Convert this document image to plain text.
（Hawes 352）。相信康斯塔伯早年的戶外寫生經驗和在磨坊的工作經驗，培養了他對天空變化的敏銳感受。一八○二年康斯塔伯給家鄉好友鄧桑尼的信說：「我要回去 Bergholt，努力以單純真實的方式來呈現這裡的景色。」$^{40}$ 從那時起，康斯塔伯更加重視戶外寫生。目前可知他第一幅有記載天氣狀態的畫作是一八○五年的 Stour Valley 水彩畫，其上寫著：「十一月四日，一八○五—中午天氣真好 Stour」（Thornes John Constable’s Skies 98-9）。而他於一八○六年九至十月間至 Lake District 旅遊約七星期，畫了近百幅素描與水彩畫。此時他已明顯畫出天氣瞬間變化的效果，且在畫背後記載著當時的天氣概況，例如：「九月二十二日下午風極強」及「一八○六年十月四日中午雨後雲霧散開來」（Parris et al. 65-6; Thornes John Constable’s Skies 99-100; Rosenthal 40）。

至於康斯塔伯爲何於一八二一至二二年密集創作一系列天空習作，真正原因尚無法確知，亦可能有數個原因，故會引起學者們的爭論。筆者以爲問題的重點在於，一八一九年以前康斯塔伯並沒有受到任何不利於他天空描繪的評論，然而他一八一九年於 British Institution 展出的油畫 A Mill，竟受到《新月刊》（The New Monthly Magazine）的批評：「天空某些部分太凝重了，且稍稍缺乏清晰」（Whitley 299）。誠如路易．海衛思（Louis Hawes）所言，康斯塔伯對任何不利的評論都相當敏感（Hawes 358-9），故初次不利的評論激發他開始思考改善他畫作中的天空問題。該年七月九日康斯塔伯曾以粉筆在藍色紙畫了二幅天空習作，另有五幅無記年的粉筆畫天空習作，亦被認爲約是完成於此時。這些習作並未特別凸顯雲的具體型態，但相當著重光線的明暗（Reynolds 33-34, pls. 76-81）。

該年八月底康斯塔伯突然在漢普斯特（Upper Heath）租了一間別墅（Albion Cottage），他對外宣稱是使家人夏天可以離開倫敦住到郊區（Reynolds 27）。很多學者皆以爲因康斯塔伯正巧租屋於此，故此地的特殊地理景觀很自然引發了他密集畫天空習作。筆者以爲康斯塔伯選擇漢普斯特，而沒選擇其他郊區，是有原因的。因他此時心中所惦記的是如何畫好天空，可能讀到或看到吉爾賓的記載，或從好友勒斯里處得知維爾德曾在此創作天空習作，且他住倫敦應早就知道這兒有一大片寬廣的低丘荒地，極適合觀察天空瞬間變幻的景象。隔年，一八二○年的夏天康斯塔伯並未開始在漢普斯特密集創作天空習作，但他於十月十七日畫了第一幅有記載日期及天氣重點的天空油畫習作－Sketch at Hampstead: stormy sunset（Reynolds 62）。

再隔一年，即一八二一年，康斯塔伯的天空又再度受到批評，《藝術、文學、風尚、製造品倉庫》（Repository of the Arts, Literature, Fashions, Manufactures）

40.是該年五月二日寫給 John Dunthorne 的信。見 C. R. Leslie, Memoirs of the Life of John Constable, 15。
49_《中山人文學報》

————————

### PROBLEM STATEMENT:
Go through the listing above and work out how many lines contain the string "Constable". Reply with the number alone.

### THE OUTPUT:
2